(WHAT TO WORK ON)
Give the listing again exactly, omitting its images.
* begin *
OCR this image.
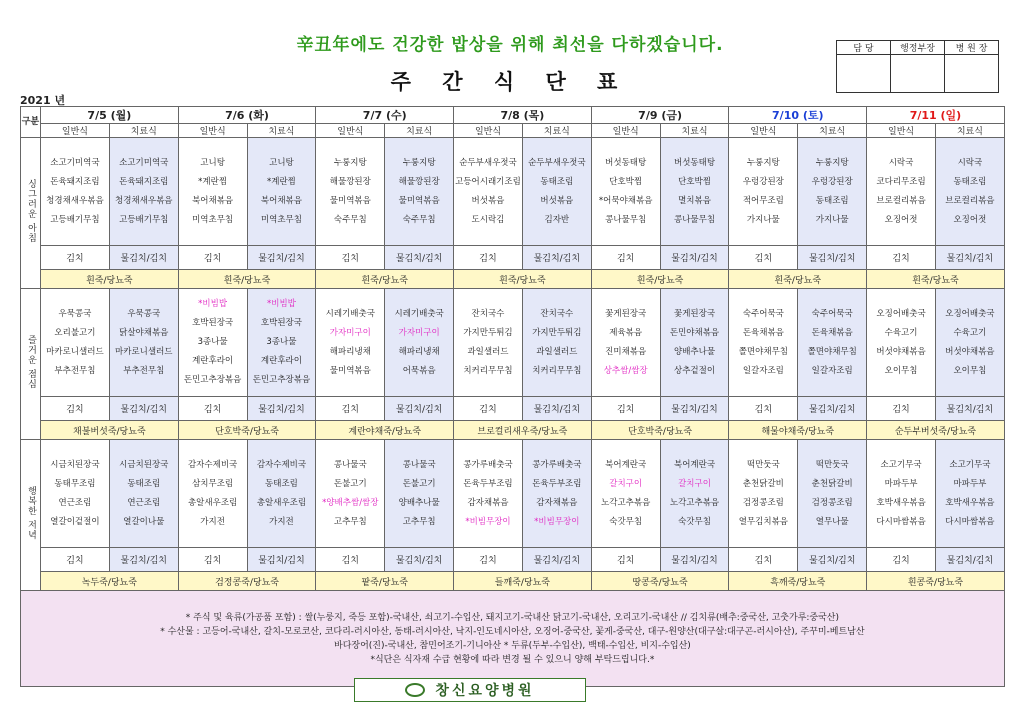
辛丑年에도 건강한 밥상을 위해 최선을 다하겠습니다.
주 간 식 단 표
2021 년
담 당	행정부장	병 원 장

구분	7/5 (월)		7/6 (화)		7/7 (수)		7/8 (목)		7/9 (금)		7/10 (토)		7/11 (일)	
	일반식	치료식	일반식	치료식	일반식	치료식	일반식	치료식	일반식	치료식	일반식	치료식	일반식	치료식
싱그러운 아침	소고기미역국
돈육돼지조림
청경채새우볶음
고등배기무침	소고기미역국
돈육돼지조림
청경채새우볶음
고등배기무침	고니탕
*계란찜
북어채볶음
미역초무침	고니탕
*계란찜
북어채볶음
미역초무침	누룽지탕
해물깡된장
물미역볶음
숙주무침	누룽지탕
해물깡된장
물미역볶음
숙주무침	순두부새우젓국
고등어시래기조림
버섯볶음
도시락김	순두부새우젓국
동태조림
버섯볶음
김자반	버섯동태탕
단호박찜
*어묵야채볶음
콩나물무침	버섯동태탕
단호박찜
멸치볶음
콩나물무침	누룽지탕
우렁강된장
적어무조림
가지나물	누룽지탕
우렁강된장
동태조림
가지나물	시락국
코다리무조림
브로컬리볶음
오징어젓	시락국
동태조림
브로컬리볶음
오징어젓

	김치	물김치/김치	김치	물김치/김치	김치	물김치/김치	김치	물김치/김치	김치	물김치/김치	김치	물김치/김치	김치	물김치/김치
	흰죽/당뇨죽		흰죽/당뇨죽		흰죽/당뇨죽		흰죽/당뇨죽		흰죽/당뇨죽		흰죽/당뇨죽		흰죽/당뇨죽	
즐거운 점심	우묵콩국
오리불고기
마카로니샐러드
부추전무침	우묵콩국
닭살야채볶음
마카로니샐러드
부추전무침	*비빔밥
호박된장국
3종나물
계란후라이
돈민고추장볶음	*비빔밥
호박된장국
3종나물
계란후라이
돈민고추장볶음	시레기배춧국
가자미구이
해파리냉채
물미역볶음	시레기배춧국
가자미구이
해파리냉채
어묵볶음	잔치국수
가지만두튀김
과일샐러드
치커리무무침	잔치국수
가지만두튀김
과일샐러드
치커리무무침	꽃게된장국
제육볶음
진미채볶음
상추쌈/쌈장	꽃게된장국
돈민야채볶음
양배추나물
상추겉절이	숙주어묵국
돈육채볶음
쫄면야채무침
일갈자조림	숙주어묵국
돈육채볶음
쫄면야채무침
일갈자조림	오징어배춧국
수육고기
버섯야채볶음
오이무침	오징어배춧국
수육고기
버섯야채볶음
오이무침

	김치	물김치/김치	김치	물김치/김치	김치	물김치/김치	김치	물김치/김치	김치	물김치/김치	김치	물김치/김치	김치	물김치/김치
	채불버섯죽/당뇨죽		단호박죽/당뇨죽		계란야채죽/당뇨죽		브로컬리새우죽/당뇨죽		단호박죽/당뇨죽		해물야채죽/당뇨죽		순두부버섯죽/당뇨죽	
행복한 저녁	시금치된장국
동태무조림
연근조림
열갈이겉절이	시금치된장국
동태조림
연근조림
열갈이나물	감자수제비국
삼치무조림
총알새우조림
가지전	감자수제비국
동태조림
총알새우조림
가지전	콩나물국
돈불고기
*양배추쌈/쌈장
고추무침	콩나물국
돈불고기
양배추나물
고추무침	콩가루배춧국
돈육두부조림
감자채볶음
*비빔무장이	콩가루배춧국
돈육두부조림
감자채볶음
*비빔무장이	북어계란국
갈치구이
노각고추볶음
숙갓무침	북어계란국
갈치구이
노각고추볶음
숙갓무침	떡만둣국
춘천닭갈비
검정콩조림
열무김치볶음	떡만둣국
춘천닭갈비
검정콩조림
열무나물	소고기무국
마파두부
호박새우볶음
다시마쌈볶음	소고기무국
마파두부
호박새우볶음
다시마쌈볶음

	김치	물김치/김치	김치	물김치/김치	김치	물김치/김치	김치	물김치/김치	김치	물김치/김치	김치	물김치/김치	김치	물김치/김치
	녹두죽/당뇨죽		검정콩죽/당뇨죽		팥죽/당뇨죽		들깨죽/당뇨죽		땅콩죽/당뇨죽		흑깨죽/당뇨죽		흰콩죽/당뇨죽	

* 주식 및 육류(가공품 포함) : 쌀(누룽지, 죽등 포함)-국내산, 쇠고기-수입산, 돼지고기-국내산 닭고기-국내산, 오리고기-국내산 // 김치류(배추:중국산, 고춧가루:중국산)
* 수산물 : 고등어-국내산, 갈치-모로코산, 코다리-러시아산, 동태-러시아산, 낙지-인도네시아산, 오징어-중국산, 꽃게-중국산, 대구-원양산(대구살:대구곤-러시아산), 주꾸미-베트남산
바다장어(진)-국내산, 참민어조기-기니아산 * 두류(두부-수입산), 백태-수입산, 비지-수입산)
*식단은 식자재 수급 현황에 따라 변경 될 수 있으니 양해 부탁드립니다.*														
창신요양병원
* end *
(RESPONSE TO THIS TASK)
OCR this image.
辛丑年에도 건강한 밥상을 위해 최선을 다하겠습니다.
주 간 식 단 표
2021 년
담 당	행정부장	병 원 장

구분	7/5 (월)		7/6 (화)		7/7 (수)		7/8 (목)		7/9 (금)		7/10 (토)		7/11 (일)	
	일반식	치료식	일반식	치료식	일반식	치료식	일반식	치료식	일반식	치료식	일반식	치료식	일반식	치료식
싱그러운 아침	소고기미역국
돈육돼지조림
청경채새우볶음
고등배기무침	소고기미역국
돈육돼지조림
청경채새우볶음
고등배기무침	고니탕
*계란찜
북어채볶음
미역초무침	고니탕
*계란찜
북어채볶음
미역초무침	누룽지탕
해물깡된장
물미역볶음
숙주무침	누룽지탕
해물깡된장
물미역볶음
숙주무침	순두부새우젓국
고등어시래기조림
버섯볶음
도시락김	순두부새우젓국
동태조림
버섯볶음
김자반	버섯동태탕
단호박찜
*어묵야채볶음
콩나물무침	버섯동태탕
단호박찜
멸치볶음
콩나물무침	누룽지탕
우렁강된장
적어무조림
가지나물	누룽지탕
우렁강된장
동태조림
가지나물	시락국
코다리무조림
브로컬리볶음
오징어젓	시락국
동태조림
브로컬리볶음
오징어젓

	김치	물김치/김치	김치	물김치/김치	김치	물김치/김치	김치	물김치/김치	김치	물김치/김치	김치	물김치/김치	김치	물김치/김치
	흰죽/당뇨죽		흰죽/당뇨죽		흰죽/당뇨죽		흰죽/당뇨죽		흰죽/당뇨죽		흰죽/당뇨죽		흰죽/당뇨죽	
즐거운 점심	우묵콩국
오리불고기
마카로니샐러드
부추전무침	우묵콩국
닭살야채볶음
마카로니샐러드
부추전무침	*비빔밥
호박된장국
3종나물
계란후라이
돈민고추장볶음	*비빔밥
호박된장국
3종나물
계란후라이
돈민고추장볶음	시레기배춧국
가자미구이
해파리냉채
물미역볶음	시레기배춧국
가자미구이
해파리냉채
어묵볶음	잔치국수
가지만두튀김
과일샐러드
치커리무무침	잔치국수
가지만두튀김
과일샐러드
치커리무무침	꽃게된장국
제육볶음
진미채볶음
상추쌈/쌈장	꽃게된장국
돈민야채볶음
양배추나물
상추겉절이	숙주어묵국
돈육채볶음
쫄면야채무침
일갈자조림	숙주어묵국
돈육채볶음
쫄면야채무침
일갈자조림	오징어배춧국
수육고기
버섯야채볶음
오이무침	오징어배춧국
수육고기
버섯야채볶음
오이무침

	김치	물김치/김치	김치	물김치/김치	김치	물김치/김치	김치	물김치/김치	김치	물김치/김치	김치	물김치/김치	김치	물김치/김치
	채불버섯죽/당뇨죽		단호박죽/당뇨죽		계란야채죽/당뇨죽		브로컬리새우죽/당뇨죽		단호박죽/당뇨죽		해물야채죽/당뇨죽		순두부버섯죽/당뇨죽	
행복한 저녁	시금치된장국
동태무조림
연근조림
열갈이겉절이	시금치된장국
동태조림
연근조림
열갈이나물	감자수제비국
삼치무조림
총알새우조림
가지전	감자수제비국
동태조림
총알새우조림
가지전	콩나물국
돈불고기
*양배추쌈/쌈장
고추무침	콩나물국
돈불고기
양배추나물
고추무침	콩가루배춧국
돈육두부조림
감자채볶음
*비빔무장이	콩가루배춧국
돈육두부조림
감자채볶음
*비빔무장이	북어계란국
갈치구이
노각고추볶음
숙갓무침	북어계란국
갈치구이
노각고추볶음
숙갓무침	떡만둣국
춘천닭갈비
검정콩조림
열무김치볶음	떡만둣국
춘천닭갈비
검정콩조림
열무나물	소고기무국
마파두부
호박새우볶음
다시마쌈볶음	소고기무국
마파두부
호박새우볶음
다시마쌈볶음

	김치	물김치/김치	김치	물김치/김치	김치	물김치/김치	김치	물김치/김치	김치	물김치/김치	김치	물김치/김치	김치	물김치/김치
	녹두죽/당뇨죽		검정콩죽/당뇨죽		팥죽/당뇨죽		들깨죽/당뇨죽		땅콩죽/당뇨죽		흑깨죽/당뇨죽		흰콩죽/당뇨죽	

* 주식 및 육류(가공품 포함) : 쌀(누룽지, 죽등 포함)-국내산, 쇠고기-수입산, 돼지고기-국내산 닭고기-국내산, 오리고기-국내산 // 김치류(배추:중국산, 고춧가루:중국산)
* 수산물 : 고등어-국내산, 갈치-모로코산, 코다리-러시아산, 동태-러시아산, 낙지-인도네시아산, 오징어-중국산, 꽃게-중국산, 대구-원양산(대구살:대구곤-러시아산), 주꾸미-베트남산
바다장어(진)-국내산, 참민어조기-기니아산 * 두류(두부-수입산), 백태-수입산, 비지-수입산)
*식단은 식자재 수급 현황에 따라 변경 될 수 있으니 양해 부탁드립니다.*														
창신요양병원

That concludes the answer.